▶ Problem to solve
Exactly as they appear, output all of the records. Skip any images.

▶ Input for this task

--------------------------------------------------

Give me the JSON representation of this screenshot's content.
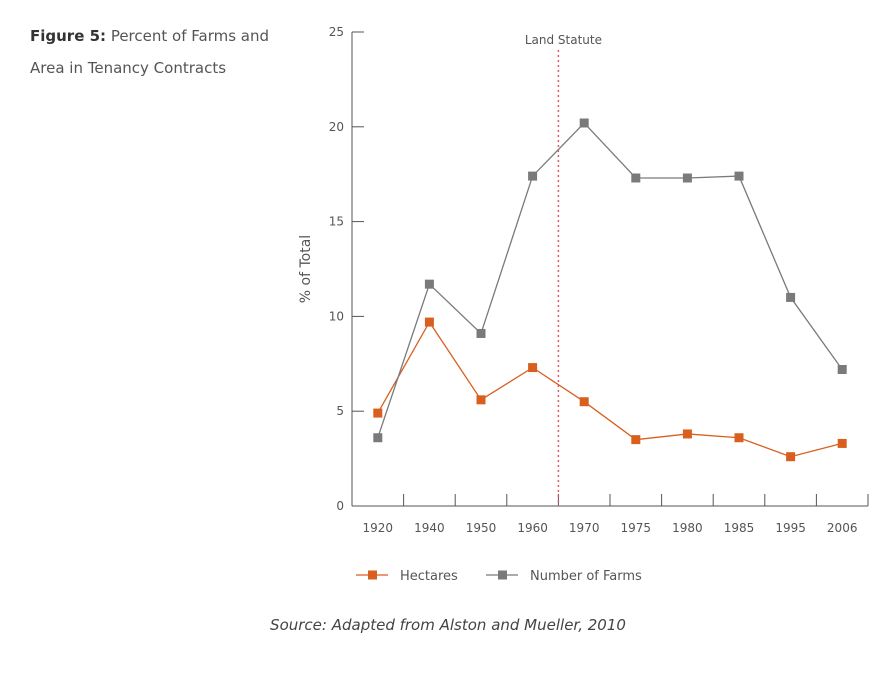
{
  "caption": {
    "label": "Figure 5:",
    "text": " Percent of Farms and Area in Tenancy Contracts"
  },
  "source": "Source:  Adapted from Alston and Mueller, 2010",
  "colors": {
    "hectares": "#d95f1e",
    "farms": "#7a7a7a",
    "statute_line": "#e05a6a",
    "axis": "#555555"
  },
  "chart_data": {
    "type": "line",
    "title": "",
    "xlabel": "",
    "ylabel": "% of Total",
    "categories": [
      "1920",
      "1940",
      "1950",
      "1960",
      "1970",
      "1975",
      "1980",
      "1985",
      "1995",
      "2006"
    ],
    "ylim": [
      0,
      25
    ],
    "yticks": [
      0,
      5,
      10,
      15,
      20,
      25
    ],
    "grid": false,
    "legend_position": "bottom",
    "series": [
      {
        "name": "Hectares",
        "values": [
          4.9,
          9.7,
          5.6,
          7.3,
          5.5,
          3.5,
          3.8,
          3.6,
          2.6,
          3.3
        ]
      },
      {
        "name": "Number of Farms",
        "values": [
          3.6,
          11.7,
          9.1,
          17.4,
          20.2,
          17.3,
          17.3,
          17.4,
          11.0,
          7.2
        ]
      }
    ],
    "annotations": [
      {
        "text": "Land Statute",
        "between": [
          "1960",
          "1970"
        ]
      }
    ]
  }
}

--------------------------------------------------

▶ Solution for this problem
Give me the JSON representation of this screenshot's content.
{
  "caption": {
    "label": "Figure 5:",
    "text": " Percent of Farms and Area in Tenancy Contracts"
  },
  "source": "Source:  Adapted from Alston and Mueller, 2010",
  "colors": {
    "hectares": "#d95f1e",
    "farms": "#7a7a7a",
    "statute_line": "#e05a6a",
    "axis": "#555555"
  },
  "chart_data": {
    "type": "line",
    "title": "",
    "xlabel": "",
    "ylabel": "% of Total",
    "categories": [
      "1920",
      "1940",
      "1950",
      "1960",
      "1970",
      "1975",
      "1980",
      "1985",
      "1995",
      "2006"
    ],
    "ylim": [
      0,
      25
    ],
    "yticks": [
      0,
      5,
      10,
      15,
      20,
      25
    ],
    "grid": false,
    "legend_position": "bottom",
    "series": [
      {
        "name": "Hectares",
        "values": [
          4.9,
          9.7,
          5.6,
          7.3,
          5.5,
          3.5,
          3.8,
          3.6,
          2.6,
          3.3
        ]
      },
      {
        "name": "Number of Farms",
        "values": [
          3.6,
          11.7,
          9.1,
          17.4,
          20.2,
          17.3,
          17.3,
          17.4,
          11.0,
          7.2
        ]
      }
    ],
    "annotations": [
      {
        "text": "Land Statute",
        "between": [
          "1960",
          "1970"
        ]
      }
    ]
  }
}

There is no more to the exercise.